● Exercise task
Check each line of the records for "this"; collect those that have it.

● Dataset excerpts
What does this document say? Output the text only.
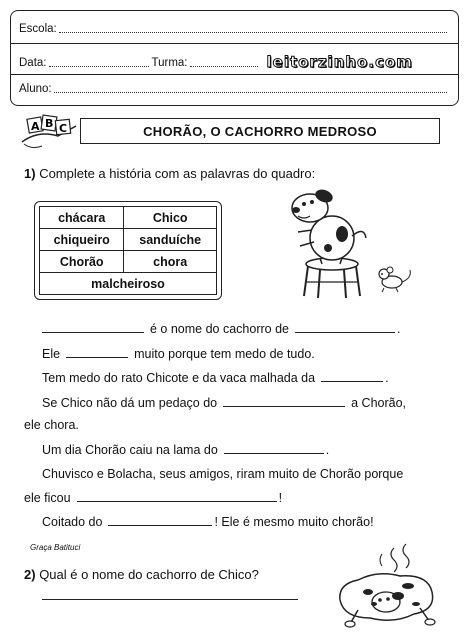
Escola:
Data:	Turma:	leitorzinho.com
Aluno:
A B C	CHORÃO, O CACHORRO MEDROSO
1) Complete a história com as palavras do quadro:
chácara	Chico
chiqueiro	sanduíche
Chorão	chora
malcheiroso	
é o nome do cachorro de	.
Ele	muito porque tem medo de tudo.
Tem medo do rato Chicote e da vaca malhada da	.
Se Chico não dá um pedaço do	a Chorão,
ele chora.
Um dia Chorão caiu na lama do	.
Chuvisco e Bolacha, seus amigos, riram muito de Chorão porque
ele ficou	!
Coitado do	! Ele é mesmo muito chorão!
Graça Batituci
2) Qual é o nome do cachorro de Chico?
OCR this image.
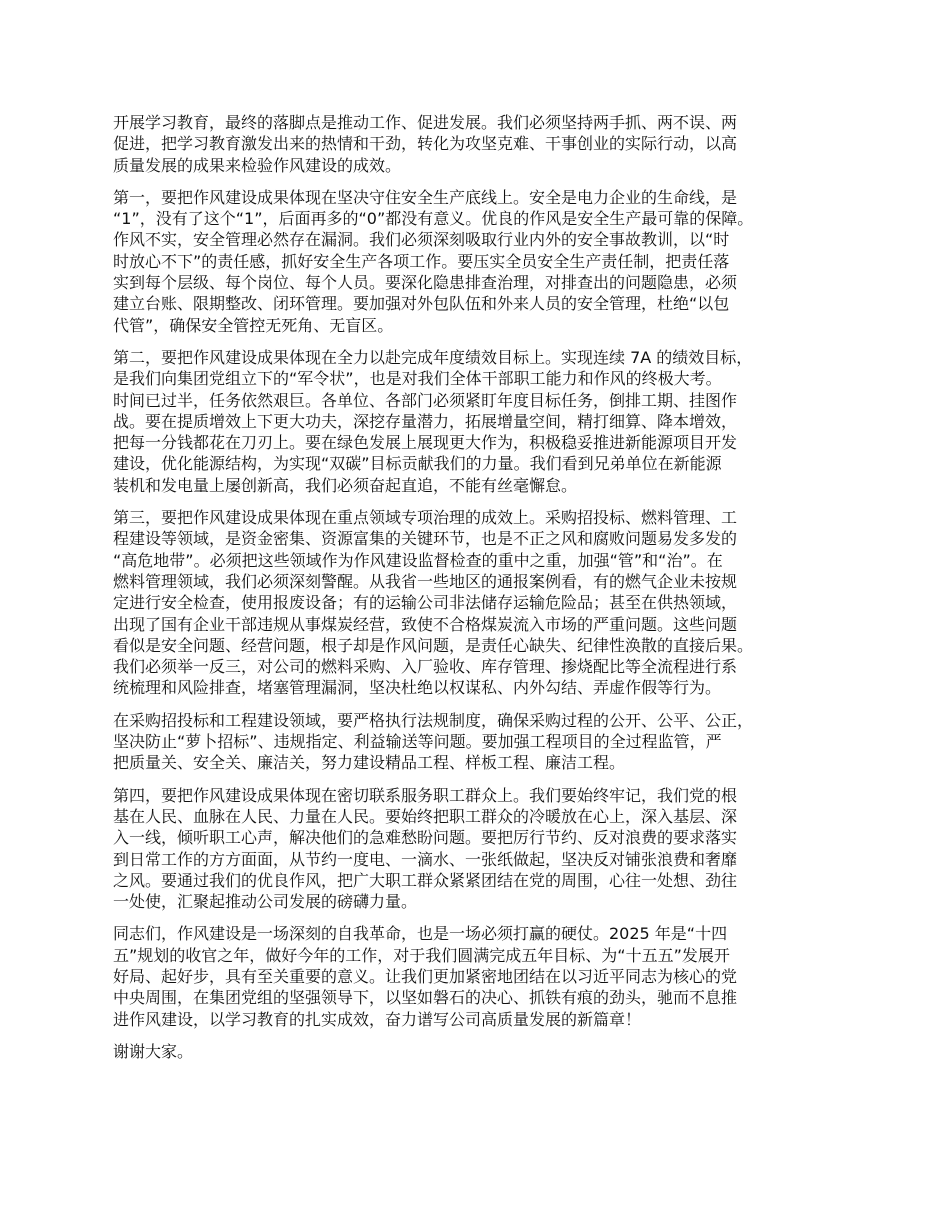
开展学习教育，最终的落脚点是推动工作、促进发展。我们必须坚持两手抓、两不误、两
促进，把学习教育激发出来的热情和干劲，转化为攻坚克难、干事创业的实际行动，以高
质量发展的成果来检验作风建设的成效。
第一，要把作风建设成果体现在坚决守住安全生产底线上。安全是电力企业的生命线，是
“1”，没有了这个“1”，后面再多的“0”都没有意义。优良的作风是安全生产最可靠的保障。
作风不实，安全管理必然存在漏洞。我们必须深刻吸取行业内外的安全事故教训，以“时
时放心不下”的责任感，抓好安全生产各项工作。要压实全员安全生产责任制，把责任落
实到每个层级、每个岗位、每个人员。要深化隐患排查治理，对排查出的问题隐患，必须
建立台账、限期整改、闭环管理。要加强对外包队伍和外来人员的安全管理，杜绝“以包
代管”，确保安全管控无死角、无盲区。
第二，要把作风建设成果体现在全力以赴完成年度绩效目标上。实现连续 7A 的绩效目标，
是我们向集团党组立下的“军令状”，也是对我们全体干部职工能力和作风的终极大考。
时间已过半，任务依然艰巨。各单位、各部门必须紧盯年度目标任务，倒排工期、挂图作
战。要在提质增效上下更大功夫，深挖存量潜力，拓展增量空间，精打细算、降本增效，
把每一分钱都花在刀刃上。要在绿色发展上展现更大作为，积极稳妥推进新能源项目开发
建设，优化能源结构，为实现“双碳”目标贡献我们的力量。我们看到兄弟单位在新能源
装机和发电量上屡创新高，我们必须奋起直追，不能有丝毫懈怠。
第三，要把作风建设成果体现在重点领域专项治理的成效上。采购招投标、燃料管理、工
程建设等领域，是资金密集、资源富集的关键环节，也是不正之风和腐败问题易发多发的
“高危地带”。必须把这些领域作为作风建设监督检查的重中之重，加强“管”和“治”。在
燃料管理领域，我们必须深刻警醒。从我省一些地区的通报案例看，有的燃气企业未按规
定进行安全检查，使用报废设备；有的运输公司非法储存运输危险品；甚至在供热领域，
出现了国有企业干部违规从事煤炭经营，致使不合格煤炭流入市场的严重问题。这些问题
看似是安全问题、经营问题，根子却是作风问题，是责任心缺失、纪律性涣散的直接后果。
我们必须举一反三，对公司的燃料采购、入厂验收、库存管理、掺烧配比等全流程进行系
统梳理和风险排查，堵塞管理漏洞，坚决杜绝以权谋私、内外勾结、弄虚作假等行为。
在采购招投标和工程建设领域，要严格执行法规制度，确保采购过程的公开、公平、公正，
坚决防止“萝卜招标”、违规指定、利益输送等问题。要加强工程项目的全过程监管，严
把质量关、安全关、廉洁关，努力建设精品工程、样板工程、廉洁工程。
第四，要把作风建设成果体现在密切联系服务职工群众上。我们要始终牢记，我们党的根
基在人民、血脉在人民、力量在人民。要始终把职工群众的冷暖放在心上，深入基层、深
入一线，倾听职工心声，解决他们的急难愁盼问题。要把厉行节约、反对浪费的要求落实
到日常工作的方方面面，从节约一度电、一滴水、一张纸做起，坚决反对铺张浪费和奢靡
之风。要通过我们的优良作风，把广大职工群众紧紧团结在党的周围，心往一处想、劲往
一处使，汇聚起推动公司发展的磅礴力量。
同志们，作风建设是一场深刻的自我革命，也是一场必须打赢的硬仗。2025 年是“十四
五”规划的收官之年，做好今年的工作，对于我们圆满完成五年目标、为“十五五”发展开
好局、起好步，具有至关重要的意义。让我们更加紧密地团结在以习近平同志为核心的党
中央周围，在集团党组的坚强领导下，以坚如磐石的决心、抓铁有痕的劲头，驰而不息推
进作风建设，以学习教育的扎实成效，奋力谱写公司高质量发展的新篇章！
谢谢大家。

● Solved exercise
What does this document say? Output the text only.
OCR this image.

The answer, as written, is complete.